=== Written instruction ===
Could you copy every one of the items below verbatim, line for line?

BEGIN

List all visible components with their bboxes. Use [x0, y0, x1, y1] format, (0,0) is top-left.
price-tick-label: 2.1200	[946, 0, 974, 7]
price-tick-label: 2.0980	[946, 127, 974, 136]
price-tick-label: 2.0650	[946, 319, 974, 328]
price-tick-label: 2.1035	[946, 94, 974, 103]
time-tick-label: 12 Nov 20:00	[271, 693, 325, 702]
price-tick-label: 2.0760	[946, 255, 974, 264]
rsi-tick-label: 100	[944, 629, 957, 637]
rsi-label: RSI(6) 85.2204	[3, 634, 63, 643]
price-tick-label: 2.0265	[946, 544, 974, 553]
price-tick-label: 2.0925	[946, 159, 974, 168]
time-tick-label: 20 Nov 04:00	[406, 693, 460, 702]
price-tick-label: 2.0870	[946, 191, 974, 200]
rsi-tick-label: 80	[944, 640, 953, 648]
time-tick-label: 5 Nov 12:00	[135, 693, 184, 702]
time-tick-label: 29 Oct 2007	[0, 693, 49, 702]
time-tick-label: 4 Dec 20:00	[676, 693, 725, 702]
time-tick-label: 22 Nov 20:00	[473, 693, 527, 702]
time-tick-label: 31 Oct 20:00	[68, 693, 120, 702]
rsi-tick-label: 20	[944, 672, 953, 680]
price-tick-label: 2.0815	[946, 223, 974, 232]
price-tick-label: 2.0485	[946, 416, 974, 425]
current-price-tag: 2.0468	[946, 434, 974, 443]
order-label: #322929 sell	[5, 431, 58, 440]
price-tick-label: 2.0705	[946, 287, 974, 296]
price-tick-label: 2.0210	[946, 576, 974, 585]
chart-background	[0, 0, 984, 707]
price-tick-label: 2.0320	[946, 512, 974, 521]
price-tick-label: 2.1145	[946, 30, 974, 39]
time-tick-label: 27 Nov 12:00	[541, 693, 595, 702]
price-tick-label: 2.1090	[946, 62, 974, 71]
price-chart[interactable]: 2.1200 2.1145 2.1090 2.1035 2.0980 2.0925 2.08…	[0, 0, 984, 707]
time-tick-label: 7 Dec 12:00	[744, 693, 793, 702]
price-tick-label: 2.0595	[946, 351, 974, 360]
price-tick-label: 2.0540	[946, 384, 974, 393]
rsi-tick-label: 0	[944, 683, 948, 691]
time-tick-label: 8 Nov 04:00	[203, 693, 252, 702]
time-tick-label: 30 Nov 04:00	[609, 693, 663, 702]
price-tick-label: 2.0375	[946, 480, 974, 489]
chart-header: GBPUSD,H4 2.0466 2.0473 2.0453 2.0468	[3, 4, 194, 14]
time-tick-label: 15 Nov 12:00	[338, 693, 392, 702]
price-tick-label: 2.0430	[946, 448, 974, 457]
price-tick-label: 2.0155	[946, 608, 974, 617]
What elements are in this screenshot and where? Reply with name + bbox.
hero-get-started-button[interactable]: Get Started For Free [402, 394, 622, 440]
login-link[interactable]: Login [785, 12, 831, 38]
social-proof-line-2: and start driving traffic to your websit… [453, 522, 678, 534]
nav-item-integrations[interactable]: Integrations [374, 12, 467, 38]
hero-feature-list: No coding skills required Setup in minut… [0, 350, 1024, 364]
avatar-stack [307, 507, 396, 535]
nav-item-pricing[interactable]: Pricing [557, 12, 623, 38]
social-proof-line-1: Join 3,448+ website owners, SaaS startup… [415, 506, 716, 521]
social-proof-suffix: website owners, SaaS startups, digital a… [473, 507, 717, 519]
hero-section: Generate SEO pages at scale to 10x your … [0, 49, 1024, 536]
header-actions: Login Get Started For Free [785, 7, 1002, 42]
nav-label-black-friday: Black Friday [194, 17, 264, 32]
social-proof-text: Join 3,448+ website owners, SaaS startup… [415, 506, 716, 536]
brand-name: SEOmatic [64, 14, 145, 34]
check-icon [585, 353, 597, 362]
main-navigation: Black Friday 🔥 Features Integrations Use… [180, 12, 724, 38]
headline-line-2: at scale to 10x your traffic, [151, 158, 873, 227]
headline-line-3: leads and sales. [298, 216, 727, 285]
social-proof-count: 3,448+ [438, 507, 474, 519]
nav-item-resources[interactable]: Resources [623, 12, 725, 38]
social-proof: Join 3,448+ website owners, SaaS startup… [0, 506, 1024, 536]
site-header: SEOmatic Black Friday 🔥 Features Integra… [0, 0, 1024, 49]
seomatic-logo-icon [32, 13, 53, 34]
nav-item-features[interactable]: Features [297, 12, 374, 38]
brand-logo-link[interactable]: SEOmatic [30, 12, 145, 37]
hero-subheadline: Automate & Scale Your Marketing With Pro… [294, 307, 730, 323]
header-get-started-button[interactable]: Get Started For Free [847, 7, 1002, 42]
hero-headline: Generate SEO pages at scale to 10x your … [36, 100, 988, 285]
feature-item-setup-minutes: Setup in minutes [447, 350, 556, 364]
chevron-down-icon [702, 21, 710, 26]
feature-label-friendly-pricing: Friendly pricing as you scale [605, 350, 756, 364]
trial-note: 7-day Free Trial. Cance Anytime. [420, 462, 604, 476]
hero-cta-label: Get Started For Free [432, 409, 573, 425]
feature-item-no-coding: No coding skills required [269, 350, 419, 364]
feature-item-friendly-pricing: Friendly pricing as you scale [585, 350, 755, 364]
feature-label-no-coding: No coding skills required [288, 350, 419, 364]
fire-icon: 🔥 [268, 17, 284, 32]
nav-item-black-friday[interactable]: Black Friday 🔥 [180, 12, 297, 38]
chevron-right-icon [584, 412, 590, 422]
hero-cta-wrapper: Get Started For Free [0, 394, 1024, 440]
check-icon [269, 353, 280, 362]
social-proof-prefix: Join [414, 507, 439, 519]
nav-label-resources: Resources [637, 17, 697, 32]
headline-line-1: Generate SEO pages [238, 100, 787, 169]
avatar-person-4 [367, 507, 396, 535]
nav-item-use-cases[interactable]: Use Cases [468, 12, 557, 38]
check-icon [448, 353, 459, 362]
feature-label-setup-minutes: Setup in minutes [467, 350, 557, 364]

END

=== Output ===
List all visible components with their bboxes. Use [x0, y0, x1, y1] format, (0,0) is top-left.
price-tick-label: 2.1200	[946, 0, 974, 7]
price-tick-label: 2.0980	[946, 127, 974, 136]
price-tick-label: 2.0650	[946, 319, 974, 328]
price-tick-label: 2.1035	[946, 94, 974, 103]
time-tick-label: 12 Nov 20:00	[271, 693, 325, 702]
price-tick-label: 2.0760	[946, 255, 974, 264]
rsi-tick-label: 100	[944, 629, 957, 637]
rsi-label: RSI(6) 85.2204	[3, 634, 63, 643]
price-tick-label: 2.0265	[946, 544, 974, 553]
price-tick-label: 2.0925	[946, 159, 974, 168]
time-tick-label: 20 Nov 04:00	[406, 693, 460, 702]
price-tick-label: 2.0870	[946, 191, 974, 200]
rsi-tick-label: 80	[944, 640, 953, 648]
time-tick-label: 5 Nov 12:00	[135, 693, 184, 702]
time-tick-label: 29 Oct 2007	[0, 693, 49, 702]
time-tick-label: 4 Dec 20:00	[676, 693, 725, 702]
time-tick-label: 22 Nov 20:00	[473, 693, 527, 702]
time-tick-label: 31 Oct 20:00	[68, 693, 120, 702]
rsi-tick-label: 20	[944, 672, 953, 680]
price-tick-label: 2.0815	[946, 223, 974, 232]
price-tick-label: 2.0485	[946, 416, 974, 425]
current-price-tag: 2.0468	[946, 434, 974, 443]
order-label: #322929 sell	[5, 431, 58, 440]
price-tick-label: 2.0705	[946, 287, 974, 296]
price-tick-label: 2.0210	[946, 576, 974, 585]
chart-background	[0, 0, 984, 707]
price-tick-label: 2.0320	[946, 512, 974, 521]
price-tick-label: 2.1145	[946, 30, 974, 39]
time-tick-label: 27 Nov 12:00	[541, 693, 595, 702]
price-tick-label: 2.1090	[946, 62, 974, 71]
price-chart[interactable]: 2.1200 2.1145 2.1090 2.1035 2.0980 2.0925 2.08…	[0, 0, 984, 707]
time-tick-label: 7 Dec 12:00	[744, 693, 793, 702]
price-tick-label: 2.0595	[946, 351, 974, 360]
price-tick-label: 2.0540	[946, 384, 974, 393]
rsi-tick-label: 0	[944, 683, 948, 691]
time-tick-label: 8 Nov 04:00	[203, 693, 252, 702]
time-tick-label: 30 Nov 04:00	[609, 693, 663, 702]
price-tick-label: 2.0375	[946, 480, 974, 489]
chart-header: GBPUSD,H4 2.0466 2.0473 2.0453 2.0468	[3, 4, 194, 14]
time-tick-label: 15 Nov 12:00	[338, 693, 392, 702]
price-tick-label: 2.0430	[946, 448, 974, 457]
price-tick-label: 2.0155	[946, 608, 974, 617]
What elements are in this screenshot and where? Reply with name + bbox.
hero-get-started-button[interactable]: Get Started For Free [402, 394, 622, 440]
login-link[interactable]: Login [785, 12, 831, 38]
social-proof-line-2: and start driving traffic to your websit… [453, 522, 678, 534]
nav-item-integrations[interactable]: Integrations [374, 12, 467, 38]
hero-feature-list: No coding skills required Setup in minut… [0, 350, 1024, 364]
avatar-stack [307, 507, 396, 535]
nav-item-pricing[interactable]: Pricing [557, 12, 623, 38]
social-proof-line-1: Join 3,448+ website owners, SaaS startup… [415, 506, 716, 521]
social-proof-suffix: website owners, SaaS startups, digital a… [473, 507, 717, 519]
hero-section: Generate SEO pages at scale to 10x your … [0, 49, 1024, 536]
header-actions: Login Get Started For Free [785, 7, 1002, 42]
nav-label-black-friday: Black Friday [194, 17, 264, 32]
social-proof-text: Join 3,448+ website owners, SaaS startup… [415, 506, 716, 536]
brand-name: SEOmatic [64, 14, 145, 34]
check-icon [585, 353, 597, 362]
main-navigation: Black Friday 🔥 Features Integrations Use… [180, 12, 724, 38]
headline-line-2: at scale to 10x your traffic, [151, 158, 873, 227]
headline-line-3: leads and sales. [298, 216, 727, 285]
social-proof-count: 3,448+ [438, 507, 474, 519]
nav-item-resources[interactable]: Resources [623, 12, 725, 38]
social-proof: Join 3,448+ website owners, SaaS startup… [0, 506, 1024, 536]
site-header: SEOmatic Black Friday 🔥 Features Integra… [0, 0, 1024, 49]
seomatic-logo-icon [32, 13, 53, 34]
nav-item-features[interactable]: Features [297, 12, 374, 38]
brand-logo-link[interactable]: SEOmatic [30, 12, 145, 37]
hero-subheadline: Automate & Scale Your Marketing With Pro… [294, 307, 730, 323]
header-get-started-button[interactable]: Get Started For Free [847, 7, 1002, 42]
hero-headline: Generate SEO pages at scale to 10x your … [36, 100, 988, 285]
feature-item-setup-minutes: Setup in minutes [447, 350, 556, 364]
chevron-down-icon [702, 21, 710, 26]
feature-label-friendly-pricing: Friendly pricing as you scale [605, 350, 756, 364]
trial-note: 7-day Free Trial. Cance Anytime. [420, 462, 604, 476]
hero-cta-label: Get Started For Free [432, 409, 573, 425]
feature-item-no-coding: No coding skills required [269, 350, 419, 364]
feature-item-friendly-pricing: Friendly pricing as you scale [585, 350, 755, 364]
feature-label-no-coding: No coding skills required [288, 350, 419, 364]
fire-icon: 🔥 [268, 17, 284, 32]
nav-item-black-friday[interactable]: Black Friday 🔥 [180, 12, 297, 38]
chevron-right-icon [584, 412, 590, 422]
hero-cta-wrapper: Get Started For Free [0, 394, 1024, 440]
check-icon [269, 353, 280, 362]
social-proof-prefix: Join [414, 507, 439, 519]
nav-label-resources: Resources [637, 17, 697, 32]
headline-line-1: Generate SEO pages [238, 100, 787, 169]
avatar-person-4 [367, 507, 396, 535]
nav-item-use-cases[interactable]: Use Cases [468, 12, 557, 38]
check-icon [448, 353, 459, 362]
feature-label-setup-minutes: Setup in minutes [467, 350, 557, 364]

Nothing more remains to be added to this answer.